From the listing, collect all lines containing the word "title".

★ ★ ★ ★ ★ ★ ★

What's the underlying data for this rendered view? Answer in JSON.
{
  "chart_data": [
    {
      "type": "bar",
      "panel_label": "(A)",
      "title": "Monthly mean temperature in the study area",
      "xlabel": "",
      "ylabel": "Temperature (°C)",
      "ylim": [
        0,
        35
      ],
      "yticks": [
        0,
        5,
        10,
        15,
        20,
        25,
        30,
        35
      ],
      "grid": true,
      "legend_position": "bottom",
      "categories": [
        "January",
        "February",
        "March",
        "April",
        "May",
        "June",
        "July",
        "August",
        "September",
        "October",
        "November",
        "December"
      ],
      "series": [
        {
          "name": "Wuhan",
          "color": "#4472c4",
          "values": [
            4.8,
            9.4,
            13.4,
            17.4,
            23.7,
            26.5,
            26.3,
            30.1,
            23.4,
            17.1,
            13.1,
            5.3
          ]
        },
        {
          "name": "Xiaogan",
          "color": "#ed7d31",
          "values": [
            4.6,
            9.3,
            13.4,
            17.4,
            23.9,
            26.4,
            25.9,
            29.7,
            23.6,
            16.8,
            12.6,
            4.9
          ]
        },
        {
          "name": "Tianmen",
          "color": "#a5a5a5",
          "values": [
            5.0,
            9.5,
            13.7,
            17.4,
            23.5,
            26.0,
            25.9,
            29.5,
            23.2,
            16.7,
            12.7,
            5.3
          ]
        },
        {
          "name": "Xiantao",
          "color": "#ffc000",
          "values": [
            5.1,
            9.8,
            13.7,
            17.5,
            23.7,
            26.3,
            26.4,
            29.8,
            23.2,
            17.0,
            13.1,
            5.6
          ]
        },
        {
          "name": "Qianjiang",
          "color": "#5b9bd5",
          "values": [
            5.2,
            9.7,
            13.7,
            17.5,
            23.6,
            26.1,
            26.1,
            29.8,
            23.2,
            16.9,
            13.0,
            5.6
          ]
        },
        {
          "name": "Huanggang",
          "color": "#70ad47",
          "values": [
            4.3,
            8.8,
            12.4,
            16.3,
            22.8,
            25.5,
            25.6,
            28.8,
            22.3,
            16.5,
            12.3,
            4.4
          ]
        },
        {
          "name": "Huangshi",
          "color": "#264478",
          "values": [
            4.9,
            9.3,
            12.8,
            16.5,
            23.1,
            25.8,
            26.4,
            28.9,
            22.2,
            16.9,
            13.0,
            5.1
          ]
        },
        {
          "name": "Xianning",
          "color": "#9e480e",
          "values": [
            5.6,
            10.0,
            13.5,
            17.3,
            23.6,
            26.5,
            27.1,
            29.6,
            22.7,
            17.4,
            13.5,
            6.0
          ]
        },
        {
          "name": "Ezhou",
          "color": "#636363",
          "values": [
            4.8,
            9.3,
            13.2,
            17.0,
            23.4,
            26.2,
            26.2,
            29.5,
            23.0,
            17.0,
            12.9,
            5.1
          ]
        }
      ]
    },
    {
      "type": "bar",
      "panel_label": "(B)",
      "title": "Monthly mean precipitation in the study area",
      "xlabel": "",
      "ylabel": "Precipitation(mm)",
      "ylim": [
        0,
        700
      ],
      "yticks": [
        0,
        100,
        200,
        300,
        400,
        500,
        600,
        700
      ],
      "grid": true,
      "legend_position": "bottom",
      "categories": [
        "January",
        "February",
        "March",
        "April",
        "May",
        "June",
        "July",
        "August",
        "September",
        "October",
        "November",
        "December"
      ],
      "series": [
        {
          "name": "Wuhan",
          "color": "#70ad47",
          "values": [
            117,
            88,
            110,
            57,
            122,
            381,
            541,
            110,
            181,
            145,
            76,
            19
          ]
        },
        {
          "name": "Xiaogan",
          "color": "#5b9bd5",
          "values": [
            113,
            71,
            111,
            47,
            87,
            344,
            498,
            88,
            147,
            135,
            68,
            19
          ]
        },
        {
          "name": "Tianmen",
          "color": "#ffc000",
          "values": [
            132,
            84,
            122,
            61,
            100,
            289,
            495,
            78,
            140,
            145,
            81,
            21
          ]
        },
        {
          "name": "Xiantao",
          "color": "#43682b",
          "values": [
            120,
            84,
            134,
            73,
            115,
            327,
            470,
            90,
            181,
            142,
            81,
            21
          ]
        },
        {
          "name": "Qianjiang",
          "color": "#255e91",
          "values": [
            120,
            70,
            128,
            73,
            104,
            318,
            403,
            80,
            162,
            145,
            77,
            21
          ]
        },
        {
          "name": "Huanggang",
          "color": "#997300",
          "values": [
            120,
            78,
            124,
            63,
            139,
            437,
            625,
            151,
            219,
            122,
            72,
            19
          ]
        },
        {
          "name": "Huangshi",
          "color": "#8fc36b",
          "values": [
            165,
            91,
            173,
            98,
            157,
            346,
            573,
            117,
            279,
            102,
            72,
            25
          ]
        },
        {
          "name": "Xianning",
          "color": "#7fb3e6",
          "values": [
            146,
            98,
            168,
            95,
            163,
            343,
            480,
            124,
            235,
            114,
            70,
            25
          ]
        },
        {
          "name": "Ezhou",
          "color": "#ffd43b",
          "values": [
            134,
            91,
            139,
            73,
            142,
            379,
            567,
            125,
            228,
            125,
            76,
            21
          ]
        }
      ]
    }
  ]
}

★ ★ ★ ★ ★ ★ ★

→ Reply to the exercise
      "title": "Monthly mean temperature in the study area",
      "title": "Monthly mean precipitation in the study area",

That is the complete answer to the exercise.